Lines drawn from a collection
=====

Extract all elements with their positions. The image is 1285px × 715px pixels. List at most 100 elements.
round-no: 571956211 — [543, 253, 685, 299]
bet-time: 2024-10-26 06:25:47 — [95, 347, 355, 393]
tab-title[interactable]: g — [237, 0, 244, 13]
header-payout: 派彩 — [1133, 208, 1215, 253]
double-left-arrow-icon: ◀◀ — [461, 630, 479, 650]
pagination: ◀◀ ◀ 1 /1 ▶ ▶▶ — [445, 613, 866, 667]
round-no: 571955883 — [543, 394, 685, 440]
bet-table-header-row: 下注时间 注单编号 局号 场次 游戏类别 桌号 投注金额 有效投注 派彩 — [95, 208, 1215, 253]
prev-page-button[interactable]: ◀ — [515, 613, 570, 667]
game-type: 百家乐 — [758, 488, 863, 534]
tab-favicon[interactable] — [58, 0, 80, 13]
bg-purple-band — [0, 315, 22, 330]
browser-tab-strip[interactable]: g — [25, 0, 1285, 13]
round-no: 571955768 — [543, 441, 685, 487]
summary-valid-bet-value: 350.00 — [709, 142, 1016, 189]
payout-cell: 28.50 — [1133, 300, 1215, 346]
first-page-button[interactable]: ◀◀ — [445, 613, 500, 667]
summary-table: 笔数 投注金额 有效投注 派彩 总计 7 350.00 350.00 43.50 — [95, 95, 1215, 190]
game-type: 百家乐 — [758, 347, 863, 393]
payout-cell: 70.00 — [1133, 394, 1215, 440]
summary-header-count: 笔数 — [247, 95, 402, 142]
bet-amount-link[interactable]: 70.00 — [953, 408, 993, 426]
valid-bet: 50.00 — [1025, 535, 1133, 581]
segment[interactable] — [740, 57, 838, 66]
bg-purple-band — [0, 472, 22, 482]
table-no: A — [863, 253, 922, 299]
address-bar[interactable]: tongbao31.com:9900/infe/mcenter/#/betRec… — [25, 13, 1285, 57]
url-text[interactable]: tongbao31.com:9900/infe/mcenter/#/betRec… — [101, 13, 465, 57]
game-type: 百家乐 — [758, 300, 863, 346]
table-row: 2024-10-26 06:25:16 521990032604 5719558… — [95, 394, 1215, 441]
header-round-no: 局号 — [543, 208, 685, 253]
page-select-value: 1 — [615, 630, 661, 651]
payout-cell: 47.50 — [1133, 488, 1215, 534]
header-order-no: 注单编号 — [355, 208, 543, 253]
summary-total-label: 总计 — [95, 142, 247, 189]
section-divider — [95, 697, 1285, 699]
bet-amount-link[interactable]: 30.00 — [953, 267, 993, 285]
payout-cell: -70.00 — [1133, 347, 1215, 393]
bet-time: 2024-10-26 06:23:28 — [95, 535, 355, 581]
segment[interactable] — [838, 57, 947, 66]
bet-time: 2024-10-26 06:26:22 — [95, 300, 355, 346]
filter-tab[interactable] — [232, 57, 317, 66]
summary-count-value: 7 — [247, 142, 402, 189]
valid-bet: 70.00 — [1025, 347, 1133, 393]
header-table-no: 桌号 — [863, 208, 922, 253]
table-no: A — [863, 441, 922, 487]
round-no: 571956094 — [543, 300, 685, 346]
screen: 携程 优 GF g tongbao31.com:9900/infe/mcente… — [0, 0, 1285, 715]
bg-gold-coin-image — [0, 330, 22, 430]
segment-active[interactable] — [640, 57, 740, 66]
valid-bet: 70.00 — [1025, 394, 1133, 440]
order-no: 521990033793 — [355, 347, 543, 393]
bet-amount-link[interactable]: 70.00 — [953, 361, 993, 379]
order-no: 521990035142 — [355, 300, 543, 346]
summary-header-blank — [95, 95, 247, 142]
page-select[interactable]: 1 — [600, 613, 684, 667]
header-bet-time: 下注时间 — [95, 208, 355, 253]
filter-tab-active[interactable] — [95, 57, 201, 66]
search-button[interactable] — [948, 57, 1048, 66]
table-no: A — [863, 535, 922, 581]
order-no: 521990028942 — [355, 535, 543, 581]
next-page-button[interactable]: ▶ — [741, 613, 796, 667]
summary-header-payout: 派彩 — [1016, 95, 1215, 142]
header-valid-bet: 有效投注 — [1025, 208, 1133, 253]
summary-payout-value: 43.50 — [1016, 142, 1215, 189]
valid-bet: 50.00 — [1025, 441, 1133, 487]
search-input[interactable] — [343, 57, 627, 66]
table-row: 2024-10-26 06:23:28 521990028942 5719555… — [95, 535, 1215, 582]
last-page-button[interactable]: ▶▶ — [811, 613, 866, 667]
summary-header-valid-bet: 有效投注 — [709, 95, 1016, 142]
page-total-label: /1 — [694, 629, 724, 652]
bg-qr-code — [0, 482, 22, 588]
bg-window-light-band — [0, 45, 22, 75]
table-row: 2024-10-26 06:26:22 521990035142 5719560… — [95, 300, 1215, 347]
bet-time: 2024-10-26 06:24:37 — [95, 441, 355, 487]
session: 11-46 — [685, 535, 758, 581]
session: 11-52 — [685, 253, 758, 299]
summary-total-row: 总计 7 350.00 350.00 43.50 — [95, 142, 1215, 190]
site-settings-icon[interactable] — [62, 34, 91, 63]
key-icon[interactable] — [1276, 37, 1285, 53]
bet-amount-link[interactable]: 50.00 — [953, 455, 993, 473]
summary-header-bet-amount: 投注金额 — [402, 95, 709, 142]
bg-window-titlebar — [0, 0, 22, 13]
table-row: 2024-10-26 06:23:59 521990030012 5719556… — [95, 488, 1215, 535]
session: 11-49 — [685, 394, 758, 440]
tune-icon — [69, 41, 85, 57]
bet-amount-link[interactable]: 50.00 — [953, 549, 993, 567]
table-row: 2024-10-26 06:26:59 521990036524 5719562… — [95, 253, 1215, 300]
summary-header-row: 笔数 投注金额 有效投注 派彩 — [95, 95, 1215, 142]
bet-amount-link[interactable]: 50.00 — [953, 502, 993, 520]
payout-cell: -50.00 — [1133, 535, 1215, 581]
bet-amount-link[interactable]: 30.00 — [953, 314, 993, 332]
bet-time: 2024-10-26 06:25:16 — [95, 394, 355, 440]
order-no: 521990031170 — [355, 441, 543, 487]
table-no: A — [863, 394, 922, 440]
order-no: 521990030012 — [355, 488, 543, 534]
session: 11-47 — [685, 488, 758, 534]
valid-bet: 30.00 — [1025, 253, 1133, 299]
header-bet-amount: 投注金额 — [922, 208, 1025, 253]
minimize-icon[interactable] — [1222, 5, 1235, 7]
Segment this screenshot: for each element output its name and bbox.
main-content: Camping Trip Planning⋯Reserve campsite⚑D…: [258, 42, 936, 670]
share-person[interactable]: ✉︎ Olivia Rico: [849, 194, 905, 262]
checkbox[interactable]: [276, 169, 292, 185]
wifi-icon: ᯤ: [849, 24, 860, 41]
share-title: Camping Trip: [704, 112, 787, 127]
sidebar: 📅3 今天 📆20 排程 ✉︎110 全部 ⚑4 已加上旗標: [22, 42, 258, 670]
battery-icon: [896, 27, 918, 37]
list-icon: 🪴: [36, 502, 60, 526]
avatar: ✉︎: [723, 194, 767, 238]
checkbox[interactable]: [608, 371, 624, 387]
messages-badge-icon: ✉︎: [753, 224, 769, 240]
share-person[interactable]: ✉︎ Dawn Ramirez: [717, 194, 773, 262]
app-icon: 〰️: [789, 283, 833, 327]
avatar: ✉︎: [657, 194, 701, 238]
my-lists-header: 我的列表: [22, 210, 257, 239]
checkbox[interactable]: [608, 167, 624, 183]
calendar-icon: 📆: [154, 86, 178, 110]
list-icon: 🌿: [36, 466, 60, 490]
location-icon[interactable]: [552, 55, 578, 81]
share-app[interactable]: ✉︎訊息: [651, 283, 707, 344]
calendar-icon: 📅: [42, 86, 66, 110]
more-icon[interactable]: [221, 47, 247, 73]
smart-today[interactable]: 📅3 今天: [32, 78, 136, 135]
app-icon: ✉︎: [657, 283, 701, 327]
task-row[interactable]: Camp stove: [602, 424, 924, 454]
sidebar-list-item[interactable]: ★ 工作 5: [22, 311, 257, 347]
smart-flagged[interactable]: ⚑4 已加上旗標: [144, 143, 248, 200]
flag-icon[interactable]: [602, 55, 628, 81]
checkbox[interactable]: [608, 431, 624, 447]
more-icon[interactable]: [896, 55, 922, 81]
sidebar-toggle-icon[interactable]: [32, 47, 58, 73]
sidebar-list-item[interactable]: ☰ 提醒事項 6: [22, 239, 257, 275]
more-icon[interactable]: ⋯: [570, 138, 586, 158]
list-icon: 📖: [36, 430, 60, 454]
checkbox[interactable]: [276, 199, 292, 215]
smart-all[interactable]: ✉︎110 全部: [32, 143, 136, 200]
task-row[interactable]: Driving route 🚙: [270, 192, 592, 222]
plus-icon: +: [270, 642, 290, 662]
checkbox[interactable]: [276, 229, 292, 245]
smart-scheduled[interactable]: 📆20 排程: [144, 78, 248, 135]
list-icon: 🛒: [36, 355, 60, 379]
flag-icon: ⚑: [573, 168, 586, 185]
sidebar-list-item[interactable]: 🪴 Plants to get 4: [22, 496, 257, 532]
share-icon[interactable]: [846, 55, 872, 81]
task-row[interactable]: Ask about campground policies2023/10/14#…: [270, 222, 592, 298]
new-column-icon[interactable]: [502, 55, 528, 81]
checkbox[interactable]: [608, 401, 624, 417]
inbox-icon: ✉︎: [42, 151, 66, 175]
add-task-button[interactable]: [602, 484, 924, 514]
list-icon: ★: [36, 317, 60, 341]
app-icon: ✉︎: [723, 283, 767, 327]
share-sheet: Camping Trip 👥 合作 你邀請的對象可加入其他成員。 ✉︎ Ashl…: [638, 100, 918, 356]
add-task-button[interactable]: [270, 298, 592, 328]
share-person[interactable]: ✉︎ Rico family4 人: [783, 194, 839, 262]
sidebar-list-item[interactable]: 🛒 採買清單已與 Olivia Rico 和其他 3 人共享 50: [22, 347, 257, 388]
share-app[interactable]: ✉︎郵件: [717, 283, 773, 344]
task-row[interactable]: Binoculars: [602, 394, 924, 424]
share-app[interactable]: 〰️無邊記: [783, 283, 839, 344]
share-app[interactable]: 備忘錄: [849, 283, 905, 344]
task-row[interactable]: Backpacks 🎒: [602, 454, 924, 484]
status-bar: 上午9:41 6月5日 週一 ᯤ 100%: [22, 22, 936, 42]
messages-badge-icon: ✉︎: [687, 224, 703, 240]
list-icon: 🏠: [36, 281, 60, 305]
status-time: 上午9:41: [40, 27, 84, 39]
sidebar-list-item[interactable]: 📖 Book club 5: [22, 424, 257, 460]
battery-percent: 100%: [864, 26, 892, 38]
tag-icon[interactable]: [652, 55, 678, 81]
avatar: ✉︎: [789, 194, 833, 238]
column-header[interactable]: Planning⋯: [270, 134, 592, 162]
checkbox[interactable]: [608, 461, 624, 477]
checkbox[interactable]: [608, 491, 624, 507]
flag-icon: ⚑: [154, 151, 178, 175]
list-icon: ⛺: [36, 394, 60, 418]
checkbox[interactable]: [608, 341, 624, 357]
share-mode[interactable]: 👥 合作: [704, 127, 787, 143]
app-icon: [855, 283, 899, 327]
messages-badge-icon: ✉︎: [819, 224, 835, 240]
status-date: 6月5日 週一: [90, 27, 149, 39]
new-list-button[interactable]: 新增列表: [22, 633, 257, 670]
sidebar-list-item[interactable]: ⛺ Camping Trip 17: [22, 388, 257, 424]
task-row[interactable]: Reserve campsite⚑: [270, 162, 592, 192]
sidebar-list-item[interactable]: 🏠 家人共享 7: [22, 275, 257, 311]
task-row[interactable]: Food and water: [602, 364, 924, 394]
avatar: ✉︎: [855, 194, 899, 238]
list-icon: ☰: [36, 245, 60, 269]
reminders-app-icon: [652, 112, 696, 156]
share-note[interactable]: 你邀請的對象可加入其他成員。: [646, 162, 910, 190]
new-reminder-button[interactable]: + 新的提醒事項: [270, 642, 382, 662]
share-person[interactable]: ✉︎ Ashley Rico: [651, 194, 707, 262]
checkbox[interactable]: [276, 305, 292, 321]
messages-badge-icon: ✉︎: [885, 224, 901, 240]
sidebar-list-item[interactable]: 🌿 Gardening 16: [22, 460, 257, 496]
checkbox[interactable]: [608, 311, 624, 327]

=====

Extract everything from the first of the lines above down to the line containing "segment[interactable] — [740, 57, 838, 66]", including both ends, and copy each line without any change.

** Finished answer **
Extract all elements with their positions. The image is 1285px × 715px pixels. List at most 100 elements.
round-no: 571956211 — [543, 253, 685, 299]
bet-time: 2024-10-26 06:25:47 — [95, 347, 355, 393]
tab-title[interactable]: g — [237, 0, 244, 13]
header-payout: 派彩 — [1133, 208, 1215, 253]
double-left-arrow-icon: ◀◀ — [461, 630, 479, 650]
pagination: ◀◀ ◀ 1 /1 ▶ ▶▶ — [445, 613, 866, 667]
round-no: 571955883 — [543, 394, 685, 440]
bet-table-header-row: 下注时间 注单编号 局号 场次 游戏类别 桌号 投注金额 有效投注 派彩 — [95, 208, 1215, 253]
prev-page-button[interactable]: ◀ — [515, 613, 570, 667]
game-type: 百家乐 — [758, 488, 863, 534]
tab-favicon[interactable] — [58, 0, 80, 13]
bg-purple-band — [0, 315, 22, 330]
browser-tab-strip[interactable]: g — [25, 0, 1285, 13]
round-no: 571955768 — [543, 441, 685, 487]
summary-valid-bet-value: 350.00 — [709, 142, 1016, 189]
payout-cell: 28.50 — [1133, 300, 1215, 346]
first-page-button[interactable]: ◀◀ — [445, 613, 500, 667]
summary-table: 笔数 投注金额 有效投注 派彩 总计 7 350.00 350.00 43.50 — [95, 95, 1215, 190]
game-type: 百家乐 — [758, 347, 863, 393]
payout-cell: 70.00 — [1133, 394, 1215, 440]
summary-header-count: 笔数 — [247, 95, 402, 142]
bet-amount-link[interactable]: 70.00 — [953, 408, 993, 426]
valid-bet: 50.00 — [1025, 535, 1133, 581]
segment[interactable] — [740, 57, 838, 66]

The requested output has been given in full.